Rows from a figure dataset
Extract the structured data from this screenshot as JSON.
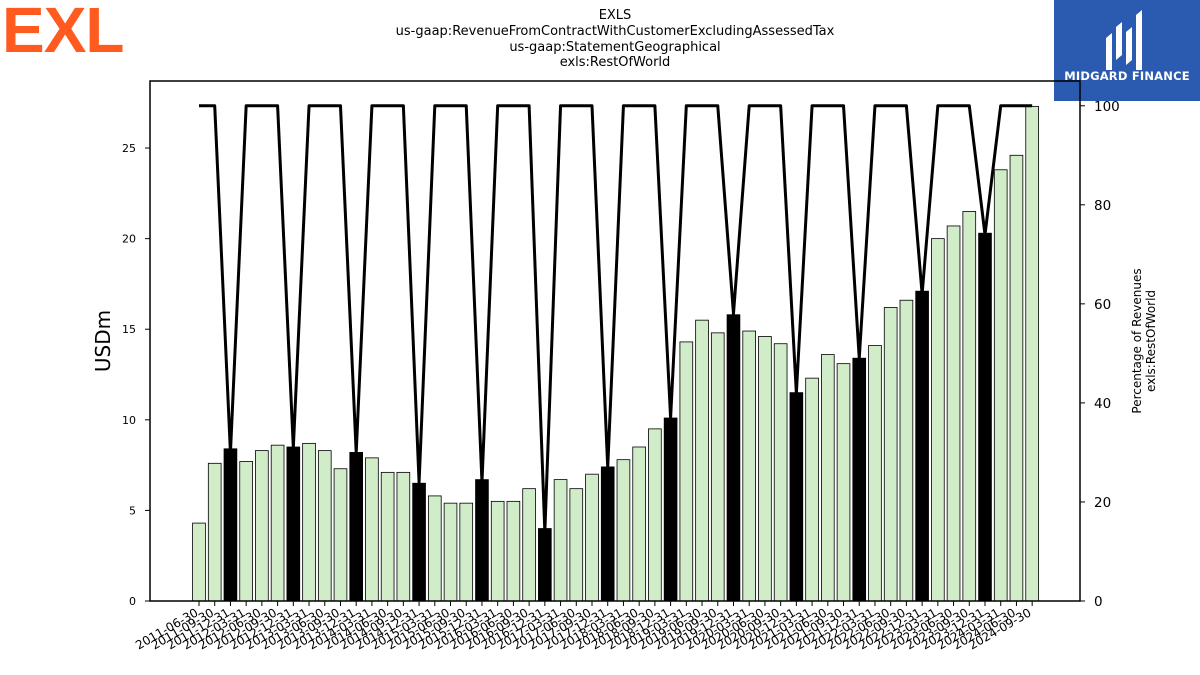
{
  "logo_left": {
    "text": "EXL",
    "color": "#FF5A1F"
  },
  "logo_right": {
    "text": "MIDGARD FINANCE",
    "background": "#2B5BB0"
  },
  "title_lines": [
    "EXLS",
    "us-gaap:RevenueFromContractWithCustomerExcludingAssessedTax",
    "us-gaap:StatementGeographical",
    "exls:RestOfWorld"
  ],
  "chart_data": {
    "type": "bar",
    "ylabel": "USDm",
    "ylabel_right": [
      "Percentage of Revenues",
      "exls:RestOfWorld"
    ],
    "ylim": [
      0,
      28.7
    ],
    "ylim_right": [
      0,
      105
    ],
    "yticks": [
      0,
      5,
      10,
      15,
      20,
      25
    ],
    "yticks_right": [
      0,
      20,
      40,
      60,
      80,
      100
    ],
    "colors": {
      "quarter_bar": "#d0ecc8",
      "annual_bar": "#000000",
      "bar_edge": "#000000",
      "line": "#000000"
    },
    "categories": [
      "2011-06-30",
      "2011-09-30",
      "2011-12-31",
      "2012-03-31",
      "2012-06-30",
      "2012-09-30",
      "2012-12-31",
      "2013-03-31",
      "2013-06-30",
      "2013-09-30",
      "2013-12-31",
      "2014-03-31",
      "2014-06-30",
      "2014-09-30",
      "2014-12-31",
      "2015-03-31",
      "2015-06-30",
      "2015-09-30",
      "2015-12-31",
      "2016-03-31",
      "2016-06-30",
      "2016-09-30",
      "2016-12-31",
      "2017-03-31",
      "2017-06-30",
      "2017-09-30",
      "2017-12-31",
      "2018-03-31",
      "2018-06-30",
      "2018-09-30",
      "2018-12-31",
      "2019-03-31",
      "2019-06-30",
      "2019-09-30",
      "2019-12-31",
      "2020-03-31",
      "2020-06-30",
      "2020-09-30",
      "2020-12-31",
      "2021-03-31",
      "2021-06-30",
      "2021-09-30",
      "2021-12-31",
      "2022-03-31",
      "2022-06-30",
      "2022-09-30",
      "2022-12-31",
      "2023-03-31",
      "2023-06-30",
      "2023-09-30",
      "2023-12-31",
      "2024-03-31",
      "2024-06-30",
      "2024-09-30"
    ],
    "series": [
      {
        "values": [
          4.3,
          7.6,
          8.4,
          7.7,
          8.3,
          8.6,
          8.5,
          8.7,
          8.3,
          7.3,
          8.2,
          7.9,
          7.1,
          7.1,
          6.5,
          5.8,
          5.4,
          5.4,
          6.7,
          5.5,
          5.5,
          6.2,
          4.0,
          6.7,
          6.2,
          7.0,
          7.4,
          7.8,
          8.5,
          9.5,
          10.1,
          14.3,
          15.5,
          14.8,
          15.8,
          14.9,
          14.6,
          14.2,
          11.5,
          12.3,
          13.6,
          13.1,
          13.4,
          14.1,
          16.2,
          16.6,
          17.1,
          20.0,
          20.7,
          21.5,
          20.3,
          23.8,
          24.6,
          27.3
        ],
        "annual": [
          false,
          false,
          true,
          false,
          false,
          false,
          true,
          false,
          false,
          false,
          true,
          false,
          false,
          false,
          true,
          false,
          false,
          false,
          true,
          false,
          false,
          false,
          true,
          false,
          false,
          false,
          true,
          false,
          false,
          false,
          true,
          false,
          false,
          false,
          true,
          false,
          false,
          false,
          true,
          false,
          false,
          false,
          true,
          false,
          false,
          false,
          true,
          false,
          false,
          false,
          true,
          false,
          false,
          false
        ]
      },
      {
        "axis": "right",
        "type": "line",
        "values": [
          100,
          100,
          30,
          100,
          100,
          100,
          31,
          100,
          100,
          100,
          30,
          100,
          100,
          100,
          24,
          100,
          100,
          100,
          24,
          100,
          100,
          100,
          14,
          100,
          100,
          100,
          27,
          100,
          100,
          100,
          37,
          100,
          100,
          100,
          58,
          100,
          100,
          100,
          42,
          100,
          100,
          100,
          49,
          100,
          100,
          100,
          62,
          100,
          100,
          100,
          74,
          100,
          100,
          100
        ]
      }
    ]
  }
}
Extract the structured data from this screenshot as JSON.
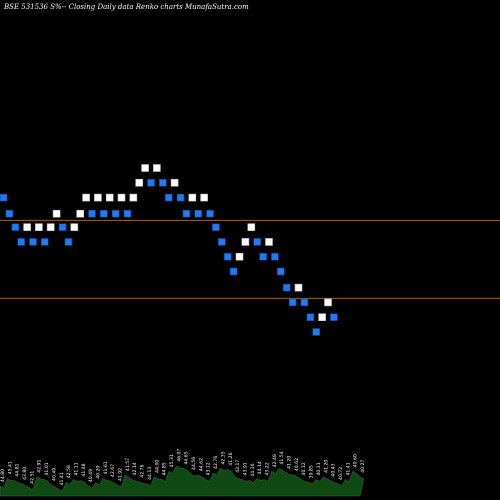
{
  "header": {
    "title": "BSE 531536  S%-- Closing Daily data Renko charts MunafaSutra.com"
  },
  "colors": {
    "background": "#000000",
    "up_brick": "#ffffff",
    "down_brick": "#1e7bf0",
    "brick_border": "#0a3a8a",
    "reference_line": "#b85c12",
    "volume_fill": "#0f4a14",
    "volume_stroke": "#2e7a2e"
  },
  "chart_data": {
    "type": "renko",
    "title": "BSE 531536  S%-- Closing Daily data Renko charts MunafaSutra.com",
    "bricks": [
      {
        "level": 44.85,
        "dir": "down"
      },
      {
        "level": 44.25,
        "dir": "down"
      },
      {
        "level": 43.75,
        "dir": "down"
      },
      {
        "level": 43.2,
        "dir": "down"
      },
      {
        "level": 43.75,
        "dir": "up"
      },
      {
        "level": 43.2,
        "dir": "down"
      },
      {
        "level": 43.75,
        "dir": "up"
      },
      {
        "level": 43.2,
        "dir": "down"
      },
      {
        "level": 43.75,
        "dir": "up"
      },
      {
        "level": 44.25,
        "dir": "up"
      },
      {
        "level": 43.75,
        "dir": "down"
      },
      {
        "level": 43.2,
        "dir": "down"
      },
      {
        "level": 43.75,
        "dir": "up"
      },
      {
        "level": 44.25,
        "dir": "up"
      },
      {
        "level": 44.85,
        "dir": "up"
      },
      {
        "level": 44.25,
        "dir": "down"
      },
      {
        "level": 44.85,
        "dir": "up"
      },
      {
        "level": 44.25,
        "dir": "down"
      },
      {
        "level": 44.85,
        "dir": "up"
      },
      {
        "level": 44.25,
        "dir": "down"
      },
      {
        "level": 44.85,
        "dir": "up"
      },
      {
        "level": 44.25,
        "dir": "down"
      },
      {
        "level": 44.85,
        "dir": "up"
      },
      {
        "level": 45.4,
        "dir": "up"
      },
      {
        "level": 45.95,
        "dir": "up"
      },
      {
        "level": 45.4,
        "dir": "down"
      },
      {
        "level": 45.95,
        "dir": "up"
      },
      {
        "level": 45.4,
        "dir": "down"
      },
      {
        "level": 44.85,
        "dir": "down"
      },
      {
        "level": 45.4,
        "dir": "up"
      },
      {
        "level": 44.85,
        "dir": "down"
      },
      {
        "level": 44.25,
        "dir": "down"
      },
      {
        "level": 44.85,
        "dir": "up"
      },
      {
        "level": 44.25,
        "dir": "down"
      },
      {
        "level": 44.85,
        "dir": "up"
      },
      {
        "level": 44.25,
        "dir": "down"
      },
      {
        "level": 43.75,
        "dir": "down"
      },
      {
        "level": 43.2,
        "dir": "down"
      },
      {
        "level": 42.65,
        "dir": "down"
      },
      {
        "level": 42.1,
        "dir": "down"
      },
      {
        "level": 42.65,
        "dir": "up"
      },
      {
        "level": 43.2,
        "dir": "up"
      },
      {
        "level": 43.75,
        "dir": "up"
      },
      {
        "level": 43.2,
        "dir": "down"
      },
      {
        "level": 42.65,
        "dir": "down"
      },
      {
        "level": 43.2,
        "dir": "up"
      },
      {
        "level": 42.65,
        "dir": "down"
      },
      {
        "level": 42.1,
        "dir": "down"
      },
      {
        "level": 41.5,
        "dir": "down"
      },
      {
        "level": 40.95,
        "dir": "down"
      },
      {
        "level": 41.5,
        "dir": "up"
      },
      {
        "level": 40.95,
        "dir": "down"
      },
      {
        "level": 40.4,
        "dir": "down"
      },
      {
        "level": 39.85,
        "dir": "down"
      },
      {
        "level": 40.4,
        "dir": "up"
      },
      {
        "level": 40.95,
        "dir": "up"
      },
      {
        "level": 40.4,
        "dir": "down"
      }
    ],
    "reference_lines": [
      44.0,
      41.1
    ],
    "y_range": [
      33.6,
      52.2
    ],
    "volume_labels": [
      "44.80",
      "45.41",
      "44.81",
      "43.80",
      "42.51",
      "42.91",
      "41.01",
      "40.49",
      "41.41",
      "42.58",
      "41.11",
      "41.48",
      "40.49",
      "40.20",
      "41.61",
      "42.67",
      "41.92",
      "41.57",
      "42.14",
      "42.76",
      "44.13",
      "44.00",
      "44.85",
      "45.31",
      "46.07",
      "44.65",
      "44.56",
      "44.62",
      "43.12",
      "42.76",
      "42.35",
      "41.26",
      "42.17",
      "43.91",
      "44.36",
      "44.14",
      "43.22",
      "42.48",
      "41.54",
      "41.20",
      "40.62",
      "40.12",
      "39.85",
      "40.11",
      "41.20",
      "40.43",
      "40.72",
      "41.41",
      "40.60",
      "40.27"
    ],
    "volume_heights": [
      0.18,
      0.32,
      0.28,
      0.22,
      0.15,
      0.35,
      0.3,
      0.2,
      0.12,
      0.25,
      0.3,
      0.28,
      0.18,
      0.24,
      0.32,
      0.27,
      0.2,
      0.38,
      0.3,
      0.26,
      0.22,
      0.35,
      0.3,
      0.45,
      0.55,
      0.5,
      0.4,
      0.38,
      0.3,
      0.42,
      0.5,
      0.48,
      0.35,
      0.3,
      0.28,
      0.32,
      0.3,
      0.45,
      0.5,
      0.42,
      0.38,
      0.3,
      0.25,
      0.3,
      0.35,
      0.28,
      0.22,
      0.3,
      0.45,
      0.35
    ]
  }
}
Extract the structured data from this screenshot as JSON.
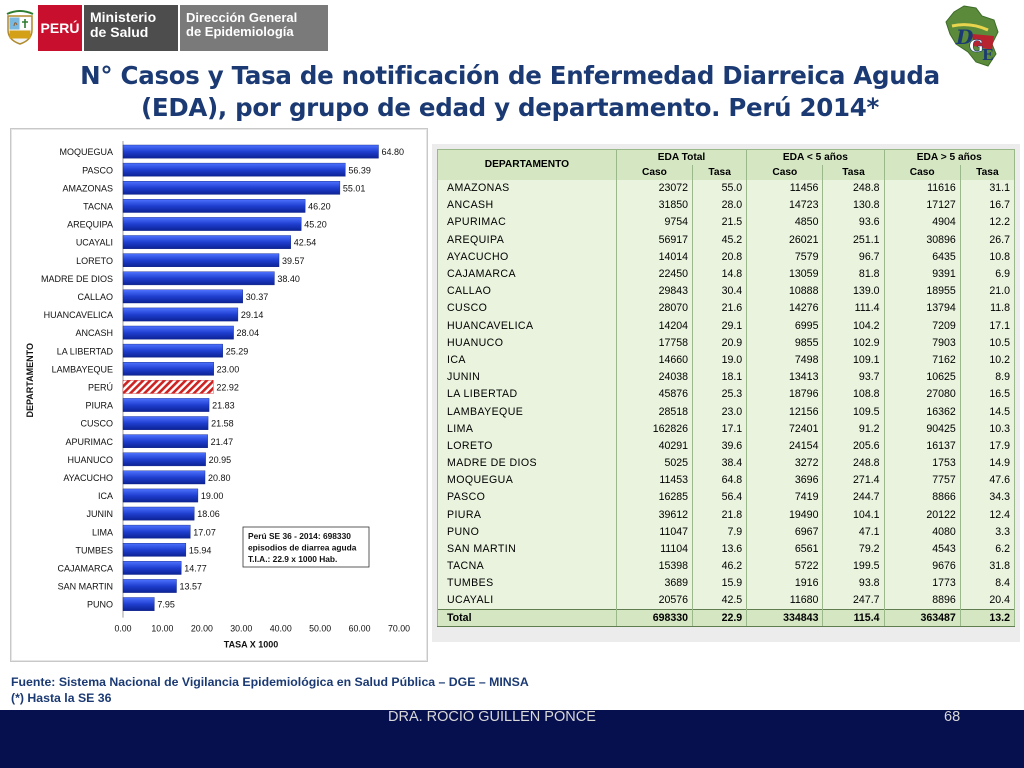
{
  "header": {
    "brand_peru": "PERÚ",
    "brand_ministerio": [
      "Ministerio",
      "de Salud"
    ],
    "brand_direccion": [
      "Dirección General",
      "de Epidemiología"
    ]
  },
  "title": {
    "line1": "N° Casos y Tasa de notificación de Enfermedad Diarreica Aguda",
    "line2": "(EDA), por grupo de edad y departamento. Perú 2014*"
  },
  "chart_data": {
    "type": "bar",
    "orientation": "horizontal",
    "categories": [
      "MOQUEGUA",
      "PASCO",
      "AMAZONAS",
      "TACNA",
      "AREQUIPA",
      "UCAYALI",
      "LORETO",
      "MADRE DE DIOS",
      "CALLAO",
      "HUANCAVELICA",
      "ANCASH",
      "LA LIBERTAD",
      "LAMBAYEQUE",
      "PERÚ",
      "PIURA",
      "CUSCO",
      "APURIMAC",
      "HUANUCO",
      "AYACUCHO",
      "ICA",
      "JUNIN",
      "LIMA",
      "TUMBES",
      "CAJAMARCA",
      "SAN MARTIN",
      "PUNO"
    ],
    "values": [
      64.8,
      56.39,
      55.01,
      46.2,
      45.2,
      42.54,
      39.57,
      38.4,
      30.37,
      29.14,
      28.04,
      25.29,
      23.0,
      22.92,
      21.83,
      21.58,
      21.47,
      20.95,
      20.8,
      19.0,
      18.06,
      17.07,
      15.94,
      14.77,
      13.57,
      7.95
    ],
    "value_labels": [
      "64.80",
      "56.39",
      "55.01",
      "46.20",
      "45.20",
      "42.54",
      "39.57",
      "38.40",
      "30.37",
      "29.14",
      "28.04",
      "25.29",
      "23.00",
      "22.92",
      "21.83",
      "21.58",
      "21.47",
      "20.95",
      "20.80",
      "19.00",
      "18.06",
      "17.07",
      "15.94",
      "14.77",
      "13.57",
      "7.95"
    ],
    "highlight_category": "PERÚ",
    "xlabel": "TASA X 1000",
    "ylabel": "DEPARTAMENTO",
    "xlim": [
      0,
      70
    ],
    "xticks": [
      "0.00",
      "10.00",
      "20.00",
      "30.00",
      "40.00",
      "50.00",
      "60.00",
      "70.00"
    ],
    "annotation": [
      "Perú SE 36 - 2014: 698330",
      "episodios de diarrea aguda",
      "T.I.A.: 22.9 x 1000 Hab."
    ],
    "bar_color": "#1f3fd0",
    "highlight_color": "#cc2222"
  },
  "table": {
    "header_departamento": "DEPARTAMENTO",
    "groups": [
      "EDA Total",
      "EDA < 5 años",
      "EDA > 5 años"
    ],
    "subheaders": [
      "Caso",
      "Tasa",
      "Caso",
      "Tasa",
      "Caso",
      "Tasa"
    ],
    "rows": [
      [
        "AMAZONAS",
        "23072",
        "55.0",
        "11456",
        "248.8",
        "11616",
        "31.1"
      ],
      [
        "ANCASH",
        "31850",
        "28.0",
        "14723",
        "130.8",
        "17127",
        "16.7"
      ],
      [
        "APURIMAC",
        "9754",
        "21.5",
        "4850",
        "93.6",
        "4904",
        "12.2"
      ],
      [
        "AREQUIPA",
        "56917",
        "45.2",
        "26021",
        "251.1",
        "30896",
        "26.7"
      ],
      [
        "AYACUCHO",
        "14014",
        "20.8",
        "7579",
        "96.7",
        "6435",
        "10.8"
      ],
      [
        "CAJAMARCA",
        "22450",
        "14.8",
        "13059",
        "81.8",
        "9391",
        "6.9"
      ],
      [
        "CALLAO",
        "29843",
        "30.4",
        "10888",
        "139.0",
        "18955",
        "21.0"
      ],
      [
        "CUSCO",
        "28070",
        "21.6",
        "14276",
        "111.4",
        "13794",
        "11.8"
      ],
      [
        "HUANCAVELICA",
        "14204",
        "29.1",
        "6995",
        "104.2",
        "7209",
        "17.1"
      ],
      [
        "HUANUCO",
        "17758",
        "20.9",
        "9855",
        "102.9",
        "7903",
        "10.5"
      ],
      [
        "ICA",
        "14660",
        "19.0",
        "7498",
        "109.1",
        "7162",
        "10.2"
      ],
      [
        "JUNIN",
        "24038",
        "18.1",
        "13413",
        "93.7",
        "10625",
        "8.9"
      ],
      [
        "LA LIBERTAD",
        "45876",
        "25.3",
        "18796",
        "108.8",
        "27080",
        "16.5"
      ],
      [
        "LAMBAYEQUE",
        "28518",
        "23.0",
        "12156",
        "109.5",
        "16362",
        "14.5"
      ],
      [
        "LIMA",
        "162826",
        "17.1",
        "72401",
        "91.2",
        "90425",
        "10.3"
      ],
      [
        "LORETO",
        "40291",
        "39.6",
        "24154",
        "205.6",
        "16137",
        "17.9"
      ],
      [
        "MADRE DE DIOS",
        "5025",
        "38.4",
        "3272",
        "248.8",
        "1753",
        "14.9"
      ],
      [
        "MOQUEGUA",
        "11453",
        "64.8",
        "3696",
        "271.4",
        "7757",
        "47.6"
      ],
      [
        "PASCO",
        "16285",
        "56.4",
        "7419",
        "244.7",
        "8866",
        "34.3"
      ],
      [
        "PIURA",
        "39612",
        "21.8",
        "19490",
        "104.1",
        "20122",
        "12.4"
      ],
      [
        "PUNO",
        "11047",
        "7.9",
        "6967",
        "47.1",
        "4080",
        "3.3"
      ],
      [
        "SAN MARTIN",
        "11104",
        "13.6",
        "6561",
        "79.2",
        "4543",
        "6.2"
      ],
      [
        "TACNA",
        "15398",
        "46.2",
        "5722",
        "199.5",
        "9676",
        "31.8"
      ],
      [
        "TUMBES",
        "3689",
        "15.9",
        "1916",
        "93.8",
        "1773",
        "8.4"
      ],
      [
        "UCAYALI",
        "20576",
        "42.5",
        "11680",
        "247.7",
        "8896",
        "20.4"
      ]
    ],
    "total": [
      "Total",
      "698330",
      "22.9",
      "334843",
      "115.4",
      "363487",
      "13.2"
    ]
  },
  "source": {
    "line1": "Fuente: Sistema Nacional de Vigilancia Epidemiológica en Salud Pública – DGE – MINSA",
    "line2": "(*) Hasta la SE 36"
  },
  "footer": {
    "author": "DRA. ROCIO GUILLEN PONCE",
    "page": "68"
  },
  "colors": {
    "title": "#1b3a73",
    "footer_bg": "#06104f",
    "table_bg": "#e9f3dd",
    "table_header_bg": "#d5e6c3"
  }
}
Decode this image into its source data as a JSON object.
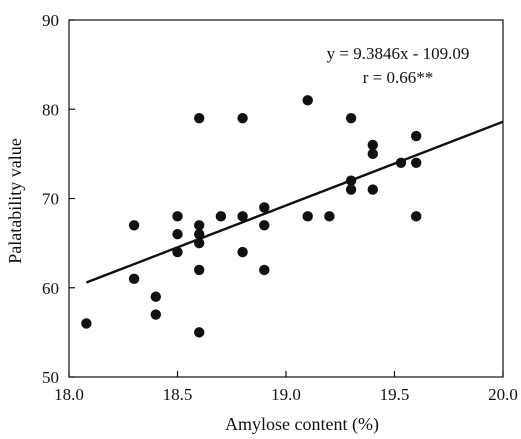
{
  "chart_data": {
    "type": "scatter",
    "title": "",
    "xlabel": "Amylose content (%)",
    "ylabel": "Palatability value",
    "xlim": [
      18.0,
      20.0
    ],
    "ylim": [
      50,
      90
    ],
    "xticks": [
      "18.0",
      "18.5",
      "19.0",
      "19.5",
      "20.0"
    ],
    "yticks": [
      "50",
      "60",
      "70",
      "80",
      "90"
    ],
    "grid": false,
    "legend": "none",
    "points": [
      {
        "x": 18.08,
        "y": 56
      },
      {
        "x": 18.3,
        "y": 67
      },
      {
        "x": 18.3,
        "y": 61
      },
      {
        "x": 18.4,
        "y": 59
      },
      {
        "x": 18.4,
        "y": 57
      },
      {
        "x": 18.5,
        "y": 68
      },
      {
        "x": 18.5,
        "y": 66
      },
      {
        "x": 18.5,
        "y": 64
      },
      {
        "x": 18.6,
        "y": 79
      },
      {
        "x": 18.6,
        "y": 67
      },
      {
        "x": 18.6,
        "y": 66
      },
      {
        "x": 18.6,
        "y": 65
      },
      {
        "x": 18.6,
        "y": 62
      },
      {
        "x": 18.6,
        "y": 55
      },
      {
        "x": 18.7,
        "y": 68
      },
      {
        "x": 18.8,
        "y": 79
      },
      {
        "x": 18.8,
        "y": 68
      },
      {
        "x": 18.8,
        "y": 64
      },
      {
        "x": 18.9,
        "y": 69
      },
      {
        "x": 18.9,
        "y": 67
      },
      {
        "x": 18.9,
        "y": 62
      },
      {
        "x": 19.1,
        "y": 81
      },
      {
        "x": 19.1,
        "y": 68
      },
      {
        "x": 19.2,
        "y": 68
      },
      {
        "x": 19.3,
        "y": 79
      },
      {
        "x": 19.3,
        "y": 72
      },
      {
        "x": 19.3,
        "y": 71
      },
      {
        "x": 19.4,
        "y": 76
      },
      {
        "x": 19.4,
        "y": 75
      },
      {
        "x": 19.4,
        "y": 71
      },
      {
        "x": 19.53,
        "y": 74
      },
      {
        "x": 19.6,
        "y": 77
      },
      {
        "x": 19.6,
        "y": 74
      },
      {
        "x": 19.6,
        "y": 68
      }
    ],
    "trendline": {
      "slope": 9.3846,
      "intercept": -109.09,
      "x_start": 18.08,
      "x_end": 20.0
    },
    "annotations": {
      "equation": "y = 9.3846x - 109.09",
      "correlation": "r = 0.66**"
    }
  }
}
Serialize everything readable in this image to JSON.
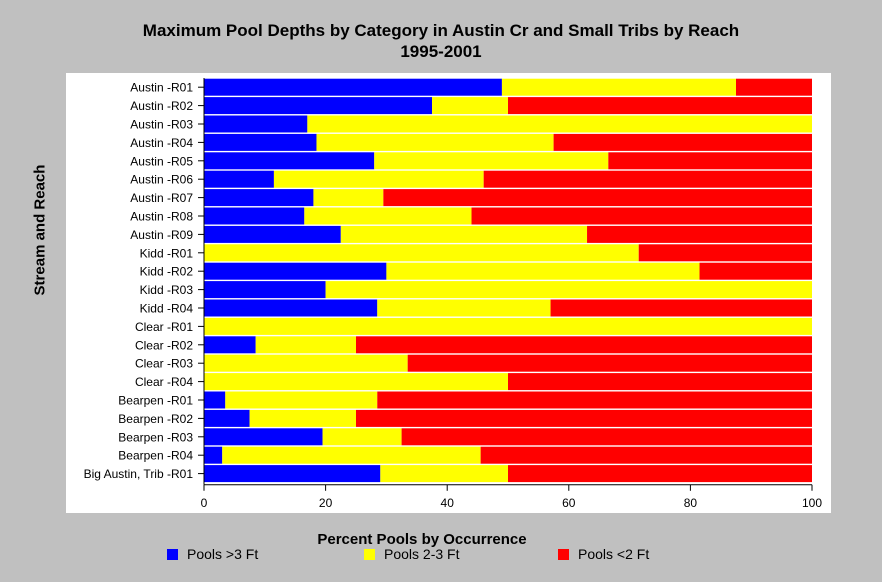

What is needed :: Give nothing but the number of lines containing the string "MunafaSutra".

Exercise solution :: 2